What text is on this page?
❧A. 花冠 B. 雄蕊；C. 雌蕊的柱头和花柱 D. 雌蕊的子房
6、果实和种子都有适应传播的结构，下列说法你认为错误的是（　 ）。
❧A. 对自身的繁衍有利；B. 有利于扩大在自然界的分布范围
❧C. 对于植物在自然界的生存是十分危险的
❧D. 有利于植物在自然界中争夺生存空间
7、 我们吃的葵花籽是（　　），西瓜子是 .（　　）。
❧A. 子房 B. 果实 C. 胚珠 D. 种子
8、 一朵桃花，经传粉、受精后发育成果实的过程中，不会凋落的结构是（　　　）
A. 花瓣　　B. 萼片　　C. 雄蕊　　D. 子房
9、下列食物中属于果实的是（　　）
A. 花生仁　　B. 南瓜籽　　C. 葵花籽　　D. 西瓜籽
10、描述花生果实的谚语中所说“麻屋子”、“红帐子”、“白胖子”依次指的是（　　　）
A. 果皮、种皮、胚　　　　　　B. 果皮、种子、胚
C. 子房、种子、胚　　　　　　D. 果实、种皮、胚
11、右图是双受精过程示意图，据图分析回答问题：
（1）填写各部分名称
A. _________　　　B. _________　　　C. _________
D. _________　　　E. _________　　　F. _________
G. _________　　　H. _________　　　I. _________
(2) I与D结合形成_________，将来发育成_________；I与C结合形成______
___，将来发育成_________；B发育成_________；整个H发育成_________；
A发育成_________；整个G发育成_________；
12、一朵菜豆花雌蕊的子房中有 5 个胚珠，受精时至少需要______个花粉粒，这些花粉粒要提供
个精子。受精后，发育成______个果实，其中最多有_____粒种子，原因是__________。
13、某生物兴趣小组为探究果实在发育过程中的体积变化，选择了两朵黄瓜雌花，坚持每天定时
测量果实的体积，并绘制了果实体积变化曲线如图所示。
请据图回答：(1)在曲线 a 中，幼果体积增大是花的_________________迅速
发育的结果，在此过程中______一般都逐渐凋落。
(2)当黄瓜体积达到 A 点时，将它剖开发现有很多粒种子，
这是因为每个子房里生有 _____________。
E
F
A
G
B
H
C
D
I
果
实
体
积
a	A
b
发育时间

::::::

> [OBJECTIVE] Using the data above, repeat every line exactly.

> [SOLUTION FOR THIS PROBLEM]
What text is on this page?
❧A. 花冠 B. 雄蕊；C. 雌蕊的柱头和花柱 D. 雌蕊的子房
6、果实和种子都有适应传播的结构，下列说法你认为错误的是（　 ）。
❧A. 对自身的繁衍有利；B. 有利于扩大在自然界的分布范围
❧C. 对于植物在自然界的生存是十分危险的
❧D. 有利于植物在自然界中争夺生存空间
7、 我们吃的葵花籽是（　　），西瓜子是 .（　　）。
❧A. 子房 B. 果实 C. 胚珠 D. 种子
8、 一朵桃花，经传粉、受精后发育成果实的过程中，不会凋落的结构是（　　　）
A. 花瓣　　B. 萼片　　C. 雄蕊　　D. 子房
9、下列食物中属于果实的是（　　）
A. 花生仁　　B. 南瓜籽　　C. 葵花籽　　D. 西瓜籽
10、描述花生果实的谚语中所说“麻屋子”、“红帐子”、“白胖子”依次指的是（　　　）
A. 果皮、种皮、胚　　　　　　B. 果皮、种子、胚
C. 子房、种子、胚　　　　　　D. 果实、种皮、胚
11、右图是双受精过程示意图，据图分析回答问题：
（1）填写各部分名称
A. _________　　　B. _________　　　C. _________
D. _________　　　E. _________　　　F. _________
G. _________　　　H. _________　　　I. _________
(2) I与D结合形成_________，将来发育成_________；I与C结合形成______
___，将来发育成_________；B发育成_________；整个H发育成_________；
A发育成_________；整个G发育成_________；
12、一朵菜豆花雌蕊的子房中有 5 个胚珠，受精时至少需要______个花粉粒，这些花粉粒要提供
个精子。受精后，发育成______个果实，其中最多有_____粒种子，原因是__________。
13、某生物兴趣小组为探究果实在发育过程中的体积变化，选择了两朵黄瓜雌花，坚持每天定时
测量果实的体积，并绘制了果实体积变化曲线如图所示。
请据图回答：(1)在曲线 a 中，幼果体积增大是花的_________________迅速
发育的结果，在此过程中______一般都逐渐凋落。
(2)当黄瓜体积达到 A 点时，将它剖开发现有很多粒种子，
这是因为每个子房里生有 _____________。
E
F
A
G
B
H
C
D
I
果
实
体
积
a	A
b
发育时间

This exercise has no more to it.